* [DESCRIPTION OF THE TASK]: The entries below are to be transcribed in full, without their images.

---------- LISTING ----------

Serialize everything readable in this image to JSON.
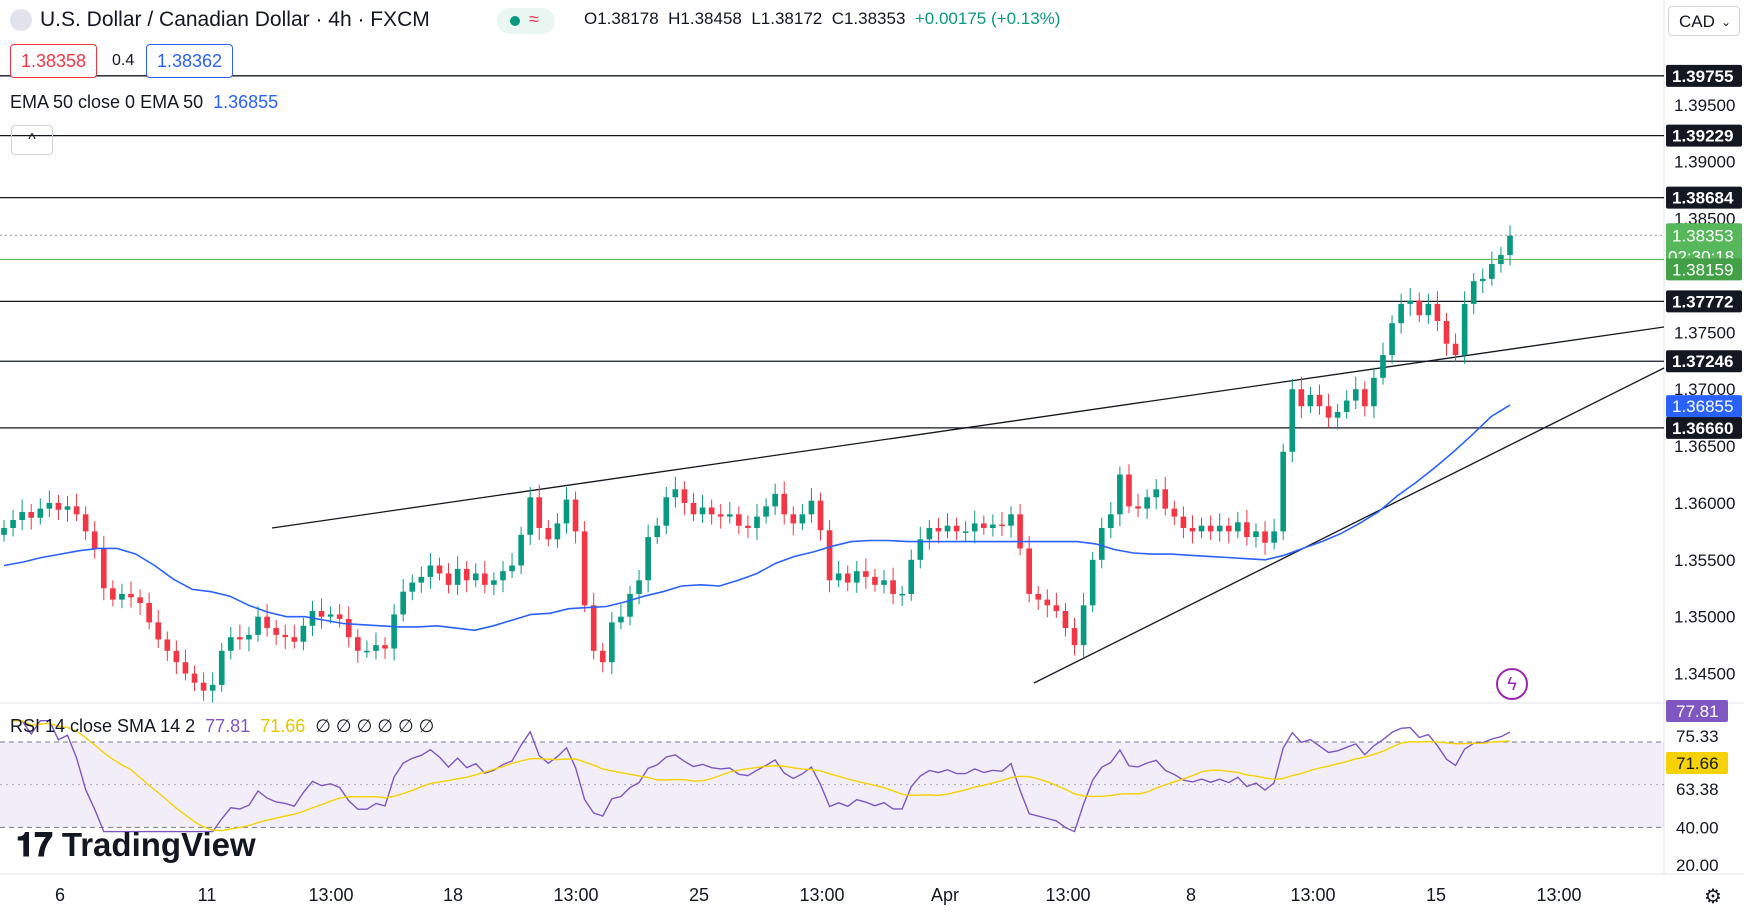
{
  "header": {
    "title": "U.S. Dollar / Canadian Dollar · 4h · FXCM",
    "open": "O1.38178",
    "high": "H1.38458",
    "low": "L1.38172",
    "close": "C1.38353",
    "change": "+0.00175 (+0.13%)",
    "sell_price": "1.38358",
    "spread": "0.4",
    "buy_price": "1.38362",
    "indicator_label": "EMA 50 close 0 EMA 50",
    "indicator_value": "1.36855",
    "collapse_icon": "chevron-up-icon",
    "currency": "CAD"
  },
  "rsi_header": {
    "label": "RSI 14 close SMA 14 2",
    "rsi_value": "77.81",
    "sma_value": "71.66",
    "extra": "∅ ∅ ∅ ∅ ∅ ∅"
  },
  "brand": "TradingView",
  "colors": {
    "up": "#089981",
    "down": "#f23645",
    "ema": "#2962ff",
    "rsi": "#7e57c2",
    "rsi_sma": "#f5d200",
    "current_price": "#4caf50"
  },
  "chart_data": {
    "type": "candlestick",
    "x_tick_labels": [
      "6",
      "11",
      "13:00",
      "18",
      "13:00",
      "25",
      "13:00",
      "Apr",
      "13:00",
      "8",
      "13:00",
      "15",
      "13:00"
    ],
    "y_tick_labels": [
      "1.39500",
      "1.39000",
      "1.38500",
      "1.37500",
      "1.37000",
      "1.36500",
      "1.36000",
      "1.35500",
      "1.35000",
      "1.34500"
    ],
    "ylim": [
      1.3425,
      1.4007
    ],
    "price_levels": [
      "1.39755",
      "1.39229",
      "1.38684",
      "1.37772",
      "1.37246",
      "1.36660"
    ],
    "current_price": "1.38353",
    "countdown": "02:30:18",
    "bid_level": "1.38159",
    "ema_label": "1.36855",
    "ema_value": 1.3686,
    "closes": [
      1.3578,
      1.3585,
      1.3592,
      1.3587,
      1.3595,
      1.36,
      1.3594,
      1.3597,
      1.359,
      1.3575,
      1.356,
      1.3525,
      1.3515,
      1.352,
      1.3517,
      1.3512,
      1.3495,
      1.348,
      1.347,
      1.346,
      1.345,
      1.3442,
      1.3435,
      1.344,
      1.347,
      1.3482,
      1.348,
      1.3484,
      1.35,
      1.349,
      1.3484,
      1.3482,
      1.3478,
      1.3492,
      1.3505,
      1.35,
      1.3502,
      1.3498,
      1.3482,
      1.347,
      1.347,
      1.3475,
      1.3472,
      1.3502,
      1.3522,
      1.353,
      1.3535,
      1.3545,
      1.3538,
      1.3528,
      1.3542,
      1.3532,
      1.3538,
      1.3528,
      1.3532,
      1.354,
      1.3545,
      1.3572,
      1.3605,
      1.3578,
      1.3568,
      1.3582,
      1.3603,
      1.3575,
      1.351,
      1.347,
      1.346,
      1.3495,
      1.35,
      1.352,
      1.3532,
      1.357,
      1.358,
      1.3605,
      1.3612,
      1.36,
      1.359,
      1.3596,
      1.359,
      1.3588,
      1.359,
      1.358,
      1.3578,
      1.3588,
      1.3597,
      1.3608,
      1.359,
      1.3582,
      1.359,
      1.3602,
      1.3576,
      1.3532,
      1.3538,
      1.353,
      1.354,
      1.3535,
      1.3528,
      1.3532,
      1.352,
      1.352,
      1.355,
      1.3568,
      1.3578,
      1.3575,
      1.358,
      1.3575,
      1.3575,
      1.3582,
      1.3578,
      1.3581,
      1.358,
      1.359,
      1.356,
      1.352,
      1.3515,
      1.351,
      1.3505,
      1.349,
      1.3475,
      1.351,
      1.355,
      1.3578,
      1.359,
      1.3625,
      1.3597,
      1.3595,
      1.3605,
      1.3612,
      1.3595,
      1.3588,
      1.3578,
      1.3575,
      1.358,
      1.3575,
      1.358,
      1.3575,
      1.3583,
      1.357,
      1.3575,
      1.3565,
      1.3575,
      1.3645,
      1.37,
      1.3685,
      1.3695,
      1.3685,
      1.3675,
      1.368,
      1.369,
      1.37,
      1.3685,
      1.371,
      1.373,
      1.3758,
      1.3775,
      1.3778,
      1.3765,
      1.3775,
      1.376,
      1.374,
      1.373,
      1.3775,
      1.3795,
      1.3797,
      1.381,
      1.3818,
      1.3835
    ],
    "ema": [
      1.3545,
      1.3548,
      1.3552,
      1.3555,
      1.3558,
      1.356,
      1.356,
      1.3555,
      1.3545,
      1.3533,
      1.3524,
      1.3522,
      1.3518,
      1.351,
      1.3504,
      1.35,
      1.35,
      1.3497,
      1.3494,
      1.3493,
      1.3492,
      1.3491,
      1.3491,
      1.3492,
      1.349,
      1.3488,
      1.3492,
      1.3497,
      1.3502,
      1.3503,
      1.3507,
      1.3508,
      1.3509,
      1.3513,
      1.3518,
      1.3522,
      1.3527,
      1.3528,
      1.3527,
      1.3532,
      1.3538,
      1.3547,
      1.3553,
      1.3557,
      1.3562,
      1.3566,
      1.3567,
      1.3567,
      1.3566,
      1.3566,
      1.3566,
      1.3566,
      1.3566,
      1.3566,
      1.3566,
      1.3566,
      1.3566,
      1.3566,
      1.3564,
      1.3559,
      1.3556,
      1.3555,
      1.3555,
      1.3554,
      1.3553,
      1.3552,
      1.3551,
      1.355,
      1.3554,
      1.356,
      1.3566,
      1.3573,
      1.3582,
      1.3592,
      1.3606,
      1.3618,
      1.3631,
      1.3645,
      1.366,
      1.3676,
      1.3686
    ]
  }
}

----------

* [WRITTEN SOLUTION]:
Serialize everything readable in this image to JSON.
{
  "header": {
    "title": "U.S. Dollar / Canadian Dollar · 4h · FXCM",
    "open": "O1.38178",
    "high": "H1.38458",
    "low": "L1.38172",
    "close": "C1.38353",
    "change": "+0.00175 (+0.13%)",
    "sell_price": "1.38358",
    "spread": "0.4",
    "buy_price": "1.38362",
    "indicator_label": "EMA 50 close 0 EMA 50",
    "indicator_value": "1.36855",
    "collapse_icon": "chevron-up-icon",
    "currency": "CAD"
  },
  "rsi_header": {
    "label": "RSI 14 close SMA 14 2",
    "rsi_value": "77.81",
    "sma_value": "71.66",
    "extra": "∅ ∅ ∅ ∅ ∅ ∅"
  },
  "brand": "TradingView",
  "colors": {
    "up": "#089981",
    "down": "#f23645",
    "ema": "#2962ff",
    "rsi": "#7e57c2",
    "rsi_sma": "#f5d200",
    "current_price": "#4caf50"
  },
  "chart_data": {
    "type": "candlestick",
    "x_tick_labels": [
      "6",
      "11",
      "13:00",
      "18",
      "13:00",
      "25",
      "13:00",
      "Apr",
      "13:00",
      "8",
      "13:00",
      "15",
      "13:00"
    ],
    "y_tick_labels": [
      "1.39500",
      "1.39000",
      "1.38500",
      "1.37500",
      "1.37000",
      "1.36500",
      "1.36000",
      "1.35500",
      "1.35000",
      "1.34500"
    ],
    "ylim": [
      1.3425,
      1.4007
    ],
    "price_levels": [
      "1.39755",
      "1.39229",
      "1.38684",
      "1.37772",
      "1.37246",
      "1.36660"
    ],
    "current_price": "1.38353",
    "countdown": "02:30:18",
    "bid_level": "1.38159",
    "ema_label": "1.36855",
    "ema_value": 1.3686,
    "closes": [
      1.3578,
      1.3585,
      1.3592,
      1.3587,
      1.3595,
      1.36,
      1.3594,
      1.3597,
      1.359,
      1.3575,
      1.356,
      1.3525,
      1.3515,
      1.352,
      1.3517,
      1.3512,
      1.3495,
      1.348,
      1.347,
      1.346,
      1.345,
      1.3442,
      1.3435,
      1.344,
      1.347,
      1.3482,
      1.348,
      1.3484,
      1.35,
      1.349,
      1.3484,
      1.3482,
      1.3478,
      1.3492,
      1.3505,
      1.35,
      1.3502,
      1.3498,
      1.3482,
      1.347,
      1.347,
      1.3475,
      1.3472,
      1.3502,
      1.3522,
      1.353,
      1.3535,
      1.3545,
      1.3538,
      1.3528,
      1.3542,
      1.3532,
      1.3538,
      1.3528,
      1.3532,
      1.354,
      1.3545,
      1.3572,
      1.3605,
      1.3578,
      1.3568,
      1.3582,
      1.3603,
      1.3575,
      1.351,
      1.347,
      1.346,
      1.3495,
      1.35,
      1.352,
      1.3532,
      1.357,
      1.358,
      1.3605,
      1.3612,
      1.36,
      1.359,
      1.3596,
      1.359,
      1.3588,
      1.359,
      1.358,
      1.3578,
      1.3588,
      1.3597,
      1.3608,
      1.359,
      1.3582,
      1.359,
      1.3602,
      1.3576,
      1.3532,
      1.3538,
      1.353,
      1.354,
      1.3535,
      1.3528,
      1.3532,
      1.352,
      1.352,
      1.355,
      1.3568,
      1.3578,
      1.3575,
      1.358,
      1.3575,
      1.3575,
      1.3582,
      1.3578,
      1.3581,
      1.358,
      1.359,
      1.356,
      1.352,
      1.3515,
      1.351,
      1.3505,
      1.349,
      1.3475,
      1.351,
      1.355,
      1.3578,
      1.359,
      1.3625,
      1.3597,
      1.3595,
      1.3605,
      1.3612,
      1.3595,
      1.3588,
      1.3578,
      1.3575,
      1.358,
      1.3575,
      1.358,
      1.3575,
      1.3583,
      1.357,
      1.3575,
      1.3565,
      1.3575,
      1.3645,
      1.37,
      1.3685,
      1.3695,
      1.3685,
      1.3675,
      1.368,
      1.369,
      1.37,
      1.3685,
      1.371,
      1.373,
      1.3758,
      1.3775,
      1.3778,
      1.3765,
      1.3775,
      1.376,
      1.374,
      1.373,
      1.3775,
      1.3795,
      1.3797,
      1.381,
      1.3818,
      1.3835
    ],
    "ema": [
      1.3545,
      1.3548,
      1.3552,
      1.3555,
      1.3558,
      1.356,
      1.356,
      1.3555,
      1.3545,
      1.3533,
      1.3524,
      1.3522,
      1.3518,
      1.351,
      1.3504,
      1.35,
      1.35,
      1.3497,
      1.3494,
      1.3493,
      1.3492,
      1.3491,
      1.3491,
      1.3492,
      1.349,
      1.3488,
      1.3492,
      1.3497,
      1.3502,
      1.3503,
      1.3507,
      1.3508,
      1.3509,
      1.3513,
      1.3518,
      1.3522,
      1.3527,
      1.3528,
      1.3527,
      1.3532,
      1.3538,
      1.3547,
      1.3553,
      1.3557,
      1.3562,
      1.3566,
      1.3567,
      1.3567,
      1.3566,
      1.3566,
      1.3566,
      1.3566,
      1.3566,
      1.3566,
      1.3566,
      1.3566,
      1.3566,
      1.3566,
      1.3564,
      1.3559,
      1.3556,
      1.3555,
      1.3555,
      1.3554,
      1.3553,
      1.3552,
      1.3551,
      1.355,
      1.3554,
      1.356,
      1.3566,
      1.3573,
      1.3582,
      1.3592,
      1.3606,
      1.3618,
      1.3631,
      1.3645,
      1.366,
      1.3676,
      1.3686
    ]
  }
}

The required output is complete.